--- START Extracted entries ---
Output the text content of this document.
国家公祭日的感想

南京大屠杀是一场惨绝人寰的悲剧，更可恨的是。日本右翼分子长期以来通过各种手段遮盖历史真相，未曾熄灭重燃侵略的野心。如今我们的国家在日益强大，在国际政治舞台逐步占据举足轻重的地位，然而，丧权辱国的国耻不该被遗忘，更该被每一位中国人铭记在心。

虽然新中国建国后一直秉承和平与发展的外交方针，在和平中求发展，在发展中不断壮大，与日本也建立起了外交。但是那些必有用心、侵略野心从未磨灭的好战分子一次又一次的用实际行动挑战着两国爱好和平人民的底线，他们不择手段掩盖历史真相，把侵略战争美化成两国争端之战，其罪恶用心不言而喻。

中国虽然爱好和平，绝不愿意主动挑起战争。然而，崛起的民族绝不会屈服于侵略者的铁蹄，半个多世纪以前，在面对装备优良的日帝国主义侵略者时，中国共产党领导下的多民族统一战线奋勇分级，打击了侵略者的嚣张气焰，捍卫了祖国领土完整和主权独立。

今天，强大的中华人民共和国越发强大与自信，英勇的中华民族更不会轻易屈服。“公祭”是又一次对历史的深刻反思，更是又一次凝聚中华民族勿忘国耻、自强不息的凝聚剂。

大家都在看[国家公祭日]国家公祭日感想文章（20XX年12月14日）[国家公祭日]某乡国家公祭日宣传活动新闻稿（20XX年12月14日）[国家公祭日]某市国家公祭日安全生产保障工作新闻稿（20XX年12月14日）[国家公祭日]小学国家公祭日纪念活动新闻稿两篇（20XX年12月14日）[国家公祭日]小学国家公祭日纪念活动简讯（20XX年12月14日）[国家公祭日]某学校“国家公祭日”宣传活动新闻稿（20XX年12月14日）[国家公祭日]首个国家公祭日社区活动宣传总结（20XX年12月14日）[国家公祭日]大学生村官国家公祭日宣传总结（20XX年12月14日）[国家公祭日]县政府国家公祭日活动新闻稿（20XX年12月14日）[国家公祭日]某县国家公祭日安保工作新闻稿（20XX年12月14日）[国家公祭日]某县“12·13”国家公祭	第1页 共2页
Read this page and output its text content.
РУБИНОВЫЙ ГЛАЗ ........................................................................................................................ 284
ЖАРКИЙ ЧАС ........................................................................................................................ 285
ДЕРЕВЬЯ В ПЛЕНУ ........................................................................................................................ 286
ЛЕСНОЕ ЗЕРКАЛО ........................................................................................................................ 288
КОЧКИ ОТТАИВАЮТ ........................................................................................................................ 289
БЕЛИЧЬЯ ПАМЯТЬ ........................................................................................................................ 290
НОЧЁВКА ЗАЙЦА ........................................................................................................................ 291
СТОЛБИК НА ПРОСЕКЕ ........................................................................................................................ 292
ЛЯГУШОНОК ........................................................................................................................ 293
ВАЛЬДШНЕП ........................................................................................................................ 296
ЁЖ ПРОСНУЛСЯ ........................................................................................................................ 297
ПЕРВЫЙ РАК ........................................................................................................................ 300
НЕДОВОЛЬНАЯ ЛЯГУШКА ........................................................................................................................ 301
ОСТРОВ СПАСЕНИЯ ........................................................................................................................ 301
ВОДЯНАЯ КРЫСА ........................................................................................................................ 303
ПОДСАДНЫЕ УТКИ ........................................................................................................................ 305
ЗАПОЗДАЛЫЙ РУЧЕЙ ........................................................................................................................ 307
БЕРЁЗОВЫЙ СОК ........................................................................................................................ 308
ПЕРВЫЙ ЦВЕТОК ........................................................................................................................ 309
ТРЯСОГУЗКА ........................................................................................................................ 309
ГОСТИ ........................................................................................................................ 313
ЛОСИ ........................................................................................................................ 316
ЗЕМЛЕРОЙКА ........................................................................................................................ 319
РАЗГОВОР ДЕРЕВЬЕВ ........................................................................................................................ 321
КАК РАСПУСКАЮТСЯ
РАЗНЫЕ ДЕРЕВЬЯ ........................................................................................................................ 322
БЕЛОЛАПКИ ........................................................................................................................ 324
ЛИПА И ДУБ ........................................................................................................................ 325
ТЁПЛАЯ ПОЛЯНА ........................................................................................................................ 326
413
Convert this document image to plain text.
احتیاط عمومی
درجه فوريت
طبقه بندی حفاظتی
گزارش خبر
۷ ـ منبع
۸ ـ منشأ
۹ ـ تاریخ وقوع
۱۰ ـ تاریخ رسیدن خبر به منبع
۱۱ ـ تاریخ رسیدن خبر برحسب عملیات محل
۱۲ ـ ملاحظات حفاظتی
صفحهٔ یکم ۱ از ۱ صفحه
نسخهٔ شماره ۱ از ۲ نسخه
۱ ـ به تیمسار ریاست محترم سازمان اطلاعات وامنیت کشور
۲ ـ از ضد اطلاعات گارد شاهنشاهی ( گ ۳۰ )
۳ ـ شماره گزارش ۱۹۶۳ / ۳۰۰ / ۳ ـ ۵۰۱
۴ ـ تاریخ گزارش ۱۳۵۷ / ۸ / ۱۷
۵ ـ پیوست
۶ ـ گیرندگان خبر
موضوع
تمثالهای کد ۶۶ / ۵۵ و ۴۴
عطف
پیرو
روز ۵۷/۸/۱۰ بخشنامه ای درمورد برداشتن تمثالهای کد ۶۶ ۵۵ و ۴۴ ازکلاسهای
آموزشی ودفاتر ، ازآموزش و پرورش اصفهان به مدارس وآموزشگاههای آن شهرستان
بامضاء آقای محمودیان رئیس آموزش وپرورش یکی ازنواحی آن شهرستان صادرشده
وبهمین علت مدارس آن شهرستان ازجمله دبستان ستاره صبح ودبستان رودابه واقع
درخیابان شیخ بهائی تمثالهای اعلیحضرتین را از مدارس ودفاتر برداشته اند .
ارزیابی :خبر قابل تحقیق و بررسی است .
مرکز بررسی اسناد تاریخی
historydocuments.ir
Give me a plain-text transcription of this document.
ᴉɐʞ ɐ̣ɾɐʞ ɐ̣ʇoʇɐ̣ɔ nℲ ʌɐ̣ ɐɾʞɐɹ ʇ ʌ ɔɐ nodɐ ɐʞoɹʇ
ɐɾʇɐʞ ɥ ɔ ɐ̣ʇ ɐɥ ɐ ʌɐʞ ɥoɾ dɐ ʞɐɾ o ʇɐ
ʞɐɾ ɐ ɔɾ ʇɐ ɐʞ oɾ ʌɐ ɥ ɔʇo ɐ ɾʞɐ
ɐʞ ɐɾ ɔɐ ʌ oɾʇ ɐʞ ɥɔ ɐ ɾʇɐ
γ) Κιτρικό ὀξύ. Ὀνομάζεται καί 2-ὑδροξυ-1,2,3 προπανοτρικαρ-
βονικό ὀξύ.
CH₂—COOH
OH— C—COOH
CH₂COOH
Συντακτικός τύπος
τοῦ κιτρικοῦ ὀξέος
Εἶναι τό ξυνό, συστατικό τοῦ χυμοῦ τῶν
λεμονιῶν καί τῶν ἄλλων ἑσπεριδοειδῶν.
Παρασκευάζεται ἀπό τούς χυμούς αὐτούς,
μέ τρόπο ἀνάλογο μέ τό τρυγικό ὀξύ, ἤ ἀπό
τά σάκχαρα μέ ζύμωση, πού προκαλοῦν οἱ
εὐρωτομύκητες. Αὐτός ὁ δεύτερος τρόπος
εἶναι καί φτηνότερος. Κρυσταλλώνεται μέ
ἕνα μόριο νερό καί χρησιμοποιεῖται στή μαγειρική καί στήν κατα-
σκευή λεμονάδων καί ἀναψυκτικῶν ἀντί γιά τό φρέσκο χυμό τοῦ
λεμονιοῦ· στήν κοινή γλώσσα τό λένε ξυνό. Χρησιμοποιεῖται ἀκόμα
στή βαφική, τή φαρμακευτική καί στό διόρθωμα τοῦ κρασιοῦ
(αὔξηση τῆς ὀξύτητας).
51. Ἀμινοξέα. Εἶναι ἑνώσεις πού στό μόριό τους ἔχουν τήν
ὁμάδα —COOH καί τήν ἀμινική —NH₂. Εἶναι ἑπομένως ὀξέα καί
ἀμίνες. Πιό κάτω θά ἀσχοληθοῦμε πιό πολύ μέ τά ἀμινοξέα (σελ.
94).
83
--- END Extracted entries ---
Look through the entries above; copy each line where the string "ξυνό" appears.

Εἶναι τό ξυνό, συστατικό τοῦ χυμοῦ τῶν
λεμονιοῦ· στήν κοινή γλώσσα τό λένε ξυνό. Χρησιμοποιεῖται ἀκόμα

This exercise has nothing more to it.